▶ _Written instruction_:
Select all lines holding the word "Windows" from the entries that follow.
• • • • •
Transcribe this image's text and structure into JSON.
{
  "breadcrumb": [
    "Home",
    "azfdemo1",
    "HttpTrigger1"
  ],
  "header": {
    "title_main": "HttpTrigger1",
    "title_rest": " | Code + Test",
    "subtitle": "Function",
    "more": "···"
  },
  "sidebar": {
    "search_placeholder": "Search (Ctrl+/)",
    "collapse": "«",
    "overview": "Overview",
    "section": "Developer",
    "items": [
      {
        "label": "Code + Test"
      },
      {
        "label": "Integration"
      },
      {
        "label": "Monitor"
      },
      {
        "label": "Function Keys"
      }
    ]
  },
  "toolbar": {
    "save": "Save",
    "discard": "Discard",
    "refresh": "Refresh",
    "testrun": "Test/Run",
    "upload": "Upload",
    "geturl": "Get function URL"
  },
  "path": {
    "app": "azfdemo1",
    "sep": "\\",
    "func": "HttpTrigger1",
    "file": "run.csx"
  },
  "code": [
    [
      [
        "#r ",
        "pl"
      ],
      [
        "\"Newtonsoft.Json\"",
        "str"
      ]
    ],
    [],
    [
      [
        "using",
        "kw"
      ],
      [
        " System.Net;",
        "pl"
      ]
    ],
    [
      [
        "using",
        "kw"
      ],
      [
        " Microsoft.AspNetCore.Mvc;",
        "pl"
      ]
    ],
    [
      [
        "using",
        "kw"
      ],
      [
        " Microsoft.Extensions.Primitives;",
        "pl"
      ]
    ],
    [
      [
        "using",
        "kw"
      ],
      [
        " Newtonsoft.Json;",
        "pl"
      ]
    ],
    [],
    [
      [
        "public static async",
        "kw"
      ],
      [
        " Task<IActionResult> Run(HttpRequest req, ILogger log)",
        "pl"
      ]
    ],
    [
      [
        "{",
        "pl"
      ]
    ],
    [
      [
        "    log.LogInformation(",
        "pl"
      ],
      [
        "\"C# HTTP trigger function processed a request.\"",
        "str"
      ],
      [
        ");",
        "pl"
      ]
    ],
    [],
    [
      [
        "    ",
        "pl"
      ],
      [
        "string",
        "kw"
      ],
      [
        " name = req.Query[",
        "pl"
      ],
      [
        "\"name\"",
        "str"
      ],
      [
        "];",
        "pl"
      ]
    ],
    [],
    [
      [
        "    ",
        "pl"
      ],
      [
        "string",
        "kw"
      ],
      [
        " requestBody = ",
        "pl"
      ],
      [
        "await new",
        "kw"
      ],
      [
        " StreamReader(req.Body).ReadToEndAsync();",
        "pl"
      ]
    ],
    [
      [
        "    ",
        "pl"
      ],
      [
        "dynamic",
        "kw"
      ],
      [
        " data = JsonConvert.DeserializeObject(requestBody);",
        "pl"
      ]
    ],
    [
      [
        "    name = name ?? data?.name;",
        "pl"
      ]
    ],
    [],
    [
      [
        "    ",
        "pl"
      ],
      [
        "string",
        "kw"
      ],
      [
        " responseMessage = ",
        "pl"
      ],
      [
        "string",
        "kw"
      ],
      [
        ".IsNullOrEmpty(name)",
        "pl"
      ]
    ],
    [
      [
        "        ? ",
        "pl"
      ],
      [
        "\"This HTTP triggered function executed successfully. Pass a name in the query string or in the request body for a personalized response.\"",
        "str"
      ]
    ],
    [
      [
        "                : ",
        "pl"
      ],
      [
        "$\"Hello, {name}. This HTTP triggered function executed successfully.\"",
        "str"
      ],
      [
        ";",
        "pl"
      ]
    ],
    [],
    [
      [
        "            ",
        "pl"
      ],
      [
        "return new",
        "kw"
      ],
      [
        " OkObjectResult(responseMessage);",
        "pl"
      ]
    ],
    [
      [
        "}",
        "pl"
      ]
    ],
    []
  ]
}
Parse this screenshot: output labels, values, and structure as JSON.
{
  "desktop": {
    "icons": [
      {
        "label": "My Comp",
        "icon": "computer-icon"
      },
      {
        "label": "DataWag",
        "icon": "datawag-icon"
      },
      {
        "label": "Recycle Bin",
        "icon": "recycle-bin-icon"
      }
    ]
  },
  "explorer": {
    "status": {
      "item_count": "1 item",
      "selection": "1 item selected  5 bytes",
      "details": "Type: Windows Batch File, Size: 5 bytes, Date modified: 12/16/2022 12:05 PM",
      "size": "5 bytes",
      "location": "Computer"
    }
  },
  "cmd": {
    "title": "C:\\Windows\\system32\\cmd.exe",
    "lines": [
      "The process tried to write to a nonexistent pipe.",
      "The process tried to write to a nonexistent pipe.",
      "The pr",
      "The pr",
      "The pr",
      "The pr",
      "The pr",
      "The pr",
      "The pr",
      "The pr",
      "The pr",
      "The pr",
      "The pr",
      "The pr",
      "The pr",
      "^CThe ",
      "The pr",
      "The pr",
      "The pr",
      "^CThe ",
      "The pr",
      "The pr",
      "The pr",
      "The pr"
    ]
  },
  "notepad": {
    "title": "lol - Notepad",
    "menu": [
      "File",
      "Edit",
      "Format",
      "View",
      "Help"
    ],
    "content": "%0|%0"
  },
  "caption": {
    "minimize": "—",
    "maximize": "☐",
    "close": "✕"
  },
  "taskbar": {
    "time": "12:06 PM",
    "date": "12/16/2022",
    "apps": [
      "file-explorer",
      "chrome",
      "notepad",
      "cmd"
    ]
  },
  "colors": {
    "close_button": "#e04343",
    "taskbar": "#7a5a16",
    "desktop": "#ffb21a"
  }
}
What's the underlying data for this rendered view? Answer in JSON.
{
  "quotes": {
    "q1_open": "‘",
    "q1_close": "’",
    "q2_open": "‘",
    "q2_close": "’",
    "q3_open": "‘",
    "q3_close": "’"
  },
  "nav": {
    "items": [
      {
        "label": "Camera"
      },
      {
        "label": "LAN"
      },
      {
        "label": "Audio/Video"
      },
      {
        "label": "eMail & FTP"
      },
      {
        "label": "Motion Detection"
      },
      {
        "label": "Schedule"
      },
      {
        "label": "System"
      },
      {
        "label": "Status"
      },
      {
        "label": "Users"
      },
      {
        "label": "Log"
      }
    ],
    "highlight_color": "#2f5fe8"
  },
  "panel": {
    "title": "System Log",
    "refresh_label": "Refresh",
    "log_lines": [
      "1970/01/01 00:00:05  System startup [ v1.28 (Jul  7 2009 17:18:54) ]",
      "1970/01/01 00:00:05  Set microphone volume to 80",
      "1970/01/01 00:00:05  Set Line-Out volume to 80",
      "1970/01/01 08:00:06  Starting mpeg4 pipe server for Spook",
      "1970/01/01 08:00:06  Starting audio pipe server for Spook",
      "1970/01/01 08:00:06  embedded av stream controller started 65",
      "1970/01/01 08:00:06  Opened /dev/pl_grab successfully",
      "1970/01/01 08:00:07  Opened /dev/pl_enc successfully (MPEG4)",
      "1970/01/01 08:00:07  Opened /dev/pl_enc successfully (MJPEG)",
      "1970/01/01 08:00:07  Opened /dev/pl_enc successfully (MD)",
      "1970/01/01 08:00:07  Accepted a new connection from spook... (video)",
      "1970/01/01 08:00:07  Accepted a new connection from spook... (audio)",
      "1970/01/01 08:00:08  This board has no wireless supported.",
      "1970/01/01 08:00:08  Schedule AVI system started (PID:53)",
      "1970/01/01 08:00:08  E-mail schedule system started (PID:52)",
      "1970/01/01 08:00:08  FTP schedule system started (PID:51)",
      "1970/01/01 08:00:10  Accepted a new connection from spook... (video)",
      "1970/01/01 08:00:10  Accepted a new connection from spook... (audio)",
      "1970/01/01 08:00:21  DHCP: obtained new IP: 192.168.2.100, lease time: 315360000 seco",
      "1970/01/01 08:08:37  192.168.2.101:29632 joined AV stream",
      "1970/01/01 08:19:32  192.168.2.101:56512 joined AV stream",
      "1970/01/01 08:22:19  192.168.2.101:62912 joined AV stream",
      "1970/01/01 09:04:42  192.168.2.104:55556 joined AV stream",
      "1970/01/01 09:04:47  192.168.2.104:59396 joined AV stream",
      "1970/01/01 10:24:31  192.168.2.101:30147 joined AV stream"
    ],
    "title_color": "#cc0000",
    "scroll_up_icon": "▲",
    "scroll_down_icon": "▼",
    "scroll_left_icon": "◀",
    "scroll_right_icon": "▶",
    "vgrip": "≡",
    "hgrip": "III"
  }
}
• • • • •
▶ _Completed task_:
      "details": "Type: Windows Batch File, Size: 5 bytes, Date modified: 12/16/2022 12:05 PM",
    "title": "C:\\Windows\\system32\\cmd.exe",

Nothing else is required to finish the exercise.